EXERCISE GOAL ->
Wherever "Ceiling" appears in a line, copy that line.

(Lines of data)
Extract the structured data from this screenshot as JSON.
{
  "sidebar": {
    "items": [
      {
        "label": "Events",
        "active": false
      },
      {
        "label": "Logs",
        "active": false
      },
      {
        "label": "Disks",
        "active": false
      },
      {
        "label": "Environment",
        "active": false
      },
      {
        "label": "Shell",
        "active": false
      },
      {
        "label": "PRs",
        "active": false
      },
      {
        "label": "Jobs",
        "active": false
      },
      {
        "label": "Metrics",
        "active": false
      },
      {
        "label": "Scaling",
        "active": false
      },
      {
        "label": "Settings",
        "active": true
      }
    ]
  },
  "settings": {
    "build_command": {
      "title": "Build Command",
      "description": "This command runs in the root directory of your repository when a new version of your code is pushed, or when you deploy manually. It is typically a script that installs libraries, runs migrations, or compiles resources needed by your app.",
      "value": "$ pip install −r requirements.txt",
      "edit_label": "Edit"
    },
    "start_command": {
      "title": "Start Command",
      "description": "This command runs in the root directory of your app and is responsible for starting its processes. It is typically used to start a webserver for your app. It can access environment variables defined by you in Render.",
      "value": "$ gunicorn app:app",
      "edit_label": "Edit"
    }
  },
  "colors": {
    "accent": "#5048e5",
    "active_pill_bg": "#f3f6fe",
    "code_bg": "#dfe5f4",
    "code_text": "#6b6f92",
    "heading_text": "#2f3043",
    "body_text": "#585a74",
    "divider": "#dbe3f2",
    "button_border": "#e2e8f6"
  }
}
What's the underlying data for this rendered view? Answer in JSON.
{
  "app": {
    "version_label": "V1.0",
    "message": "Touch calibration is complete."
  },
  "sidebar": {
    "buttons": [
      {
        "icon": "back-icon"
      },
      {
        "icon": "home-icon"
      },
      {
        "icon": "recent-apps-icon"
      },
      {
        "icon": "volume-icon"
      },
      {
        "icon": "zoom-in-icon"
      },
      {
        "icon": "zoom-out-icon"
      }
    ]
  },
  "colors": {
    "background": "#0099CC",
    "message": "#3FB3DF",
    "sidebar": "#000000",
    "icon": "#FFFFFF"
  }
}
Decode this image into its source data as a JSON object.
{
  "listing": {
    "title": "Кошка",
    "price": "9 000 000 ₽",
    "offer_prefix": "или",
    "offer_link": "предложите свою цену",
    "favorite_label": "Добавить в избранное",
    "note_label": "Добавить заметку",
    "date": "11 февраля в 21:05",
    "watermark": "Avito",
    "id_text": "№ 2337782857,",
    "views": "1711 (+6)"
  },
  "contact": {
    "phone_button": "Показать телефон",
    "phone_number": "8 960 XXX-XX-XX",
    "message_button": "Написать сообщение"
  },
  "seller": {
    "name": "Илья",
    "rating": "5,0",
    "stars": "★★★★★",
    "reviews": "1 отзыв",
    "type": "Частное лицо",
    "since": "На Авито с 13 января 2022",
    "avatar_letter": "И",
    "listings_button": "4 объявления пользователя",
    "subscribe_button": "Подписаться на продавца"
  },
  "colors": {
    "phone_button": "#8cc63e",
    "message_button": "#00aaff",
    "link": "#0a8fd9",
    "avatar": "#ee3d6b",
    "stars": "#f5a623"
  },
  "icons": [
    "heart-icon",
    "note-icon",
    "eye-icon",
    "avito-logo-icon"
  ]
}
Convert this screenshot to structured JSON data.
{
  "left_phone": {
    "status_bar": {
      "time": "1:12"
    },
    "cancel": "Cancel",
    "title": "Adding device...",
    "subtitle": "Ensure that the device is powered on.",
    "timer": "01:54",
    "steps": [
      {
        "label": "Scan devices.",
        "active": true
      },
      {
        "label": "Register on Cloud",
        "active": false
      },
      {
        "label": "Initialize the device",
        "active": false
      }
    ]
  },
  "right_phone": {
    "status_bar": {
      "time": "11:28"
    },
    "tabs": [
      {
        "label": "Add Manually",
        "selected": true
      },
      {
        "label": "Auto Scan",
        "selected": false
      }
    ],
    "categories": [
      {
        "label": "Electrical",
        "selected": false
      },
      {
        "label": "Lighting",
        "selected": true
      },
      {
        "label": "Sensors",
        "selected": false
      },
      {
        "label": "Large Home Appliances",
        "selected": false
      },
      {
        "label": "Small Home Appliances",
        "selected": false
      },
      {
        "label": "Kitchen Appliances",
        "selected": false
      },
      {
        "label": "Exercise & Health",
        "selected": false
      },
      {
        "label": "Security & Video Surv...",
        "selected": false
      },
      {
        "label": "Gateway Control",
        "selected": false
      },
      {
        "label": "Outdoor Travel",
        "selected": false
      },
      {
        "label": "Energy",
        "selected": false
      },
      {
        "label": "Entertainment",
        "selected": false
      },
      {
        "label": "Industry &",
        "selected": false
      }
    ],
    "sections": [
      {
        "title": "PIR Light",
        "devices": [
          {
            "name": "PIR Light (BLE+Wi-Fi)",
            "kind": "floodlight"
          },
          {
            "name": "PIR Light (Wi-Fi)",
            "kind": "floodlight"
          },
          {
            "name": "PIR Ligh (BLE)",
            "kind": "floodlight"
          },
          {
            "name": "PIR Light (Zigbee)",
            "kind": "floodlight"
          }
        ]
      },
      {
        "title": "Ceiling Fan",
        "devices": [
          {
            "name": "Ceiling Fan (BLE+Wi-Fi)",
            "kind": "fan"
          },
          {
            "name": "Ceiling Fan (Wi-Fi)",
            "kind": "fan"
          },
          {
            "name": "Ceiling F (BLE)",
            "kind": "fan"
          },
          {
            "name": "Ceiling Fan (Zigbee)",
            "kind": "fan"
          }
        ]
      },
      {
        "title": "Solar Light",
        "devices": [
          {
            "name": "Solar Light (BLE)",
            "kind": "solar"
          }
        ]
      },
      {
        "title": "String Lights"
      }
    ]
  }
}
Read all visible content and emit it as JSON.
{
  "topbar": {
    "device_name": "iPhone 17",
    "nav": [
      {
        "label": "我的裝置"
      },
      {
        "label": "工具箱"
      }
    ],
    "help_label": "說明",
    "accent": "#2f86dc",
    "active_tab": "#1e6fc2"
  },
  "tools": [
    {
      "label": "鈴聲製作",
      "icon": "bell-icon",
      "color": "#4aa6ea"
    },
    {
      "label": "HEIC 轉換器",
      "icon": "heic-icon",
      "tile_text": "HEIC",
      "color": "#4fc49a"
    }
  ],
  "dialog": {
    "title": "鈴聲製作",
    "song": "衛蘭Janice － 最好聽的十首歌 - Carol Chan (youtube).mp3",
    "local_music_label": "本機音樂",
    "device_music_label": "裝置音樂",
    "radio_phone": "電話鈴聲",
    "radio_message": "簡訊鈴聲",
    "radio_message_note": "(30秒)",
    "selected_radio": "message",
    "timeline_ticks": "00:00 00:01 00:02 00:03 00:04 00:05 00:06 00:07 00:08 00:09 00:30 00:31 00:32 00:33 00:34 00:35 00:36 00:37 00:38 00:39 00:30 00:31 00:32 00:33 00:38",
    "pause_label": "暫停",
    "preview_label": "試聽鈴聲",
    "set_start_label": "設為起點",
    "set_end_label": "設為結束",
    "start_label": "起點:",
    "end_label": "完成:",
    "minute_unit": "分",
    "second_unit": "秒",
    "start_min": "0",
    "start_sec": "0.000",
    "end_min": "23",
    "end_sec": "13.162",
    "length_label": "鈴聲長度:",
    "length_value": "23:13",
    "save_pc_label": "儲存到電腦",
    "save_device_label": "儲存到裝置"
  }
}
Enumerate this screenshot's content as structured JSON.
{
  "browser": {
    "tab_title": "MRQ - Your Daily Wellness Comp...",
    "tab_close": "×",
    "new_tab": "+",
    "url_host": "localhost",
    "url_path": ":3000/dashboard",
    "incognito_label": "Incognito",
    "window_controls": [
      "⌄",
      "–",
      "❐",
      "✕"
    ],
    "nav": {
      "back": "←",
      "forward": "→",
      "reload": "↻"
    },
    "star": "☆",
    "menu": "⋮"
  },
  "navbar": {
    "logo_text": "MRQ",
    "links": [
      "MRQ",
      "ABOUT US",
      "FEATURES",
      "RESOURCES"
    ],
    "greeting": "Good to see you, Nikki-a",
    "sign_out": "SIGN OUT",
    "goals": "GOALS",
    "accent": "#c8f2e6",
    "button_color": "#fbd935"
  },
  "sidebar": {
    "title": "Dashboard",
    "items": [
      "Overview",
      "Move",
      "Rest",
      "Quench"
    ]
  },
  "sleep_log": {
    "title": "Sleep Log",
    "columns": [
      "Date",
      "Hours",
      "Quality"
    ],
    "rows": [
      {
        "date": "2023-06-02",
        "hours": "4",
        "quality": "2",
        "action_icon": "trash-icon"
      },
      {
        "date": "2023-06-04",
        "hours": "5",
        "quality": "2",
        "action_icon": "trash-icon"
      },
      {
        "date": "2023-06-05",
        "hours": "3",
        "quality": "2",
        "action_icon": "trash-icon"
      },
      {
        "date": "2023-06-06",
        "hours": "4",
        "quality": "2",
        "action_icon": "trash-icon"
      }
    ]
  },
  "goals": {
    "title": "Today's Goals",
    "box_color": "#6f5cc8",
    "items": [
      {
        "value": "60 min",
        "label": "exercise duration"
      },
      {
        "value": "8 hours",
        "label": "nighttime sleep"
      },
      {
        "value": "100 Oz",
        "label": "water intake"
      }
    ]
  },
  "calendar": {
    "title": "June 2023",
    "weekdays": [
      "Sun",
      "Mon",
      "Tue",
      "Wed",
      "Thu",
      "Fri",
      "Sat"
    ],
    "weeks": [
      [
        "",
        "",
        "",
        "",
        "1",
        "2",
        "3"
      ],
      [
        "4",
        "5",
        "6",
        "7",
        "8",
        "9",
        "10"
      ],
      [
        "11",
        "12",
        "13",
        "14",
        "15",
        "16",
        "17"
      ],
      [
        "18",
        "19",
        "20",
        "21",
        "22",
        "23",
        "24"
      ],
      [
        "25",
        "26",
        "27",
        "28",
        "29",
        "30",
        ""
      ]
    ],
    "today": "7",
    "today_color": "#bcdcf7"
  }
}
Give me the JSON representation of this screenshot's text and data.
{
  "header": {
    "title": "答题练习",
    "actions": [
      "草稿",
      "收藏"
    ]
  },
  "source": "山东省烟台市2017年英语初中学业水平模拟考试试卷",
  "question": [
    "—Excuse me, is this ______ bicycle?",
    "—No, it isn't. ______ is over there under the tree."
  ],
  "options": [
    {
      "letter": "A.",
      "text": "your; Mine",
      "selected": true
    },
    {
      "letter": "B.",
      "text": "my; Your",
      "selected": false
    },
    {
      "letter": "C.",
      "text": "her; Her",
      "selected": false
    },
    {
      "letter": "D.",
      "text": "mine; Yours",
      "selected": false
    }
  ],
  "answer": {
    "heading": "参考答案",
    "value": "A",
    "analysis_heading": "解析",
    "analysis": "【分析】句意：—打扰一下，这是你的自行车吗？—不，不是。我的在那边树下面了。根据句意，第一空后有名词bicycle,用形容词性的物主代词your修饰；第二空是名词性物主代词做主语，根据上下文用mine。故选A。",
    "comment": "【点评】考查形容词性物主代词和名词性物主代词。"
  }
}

WRITTEN ANSWER ->
        "title": "Ceiling Fan",
            "name": "Ceiling Fan (BLE+Wi-Fi)",
            "name": "Ceiling Fan (Wi-Fi)",
            "name": "Ceiling F (BLE)",
            "name": "Ceiling Fan (Zigbee)",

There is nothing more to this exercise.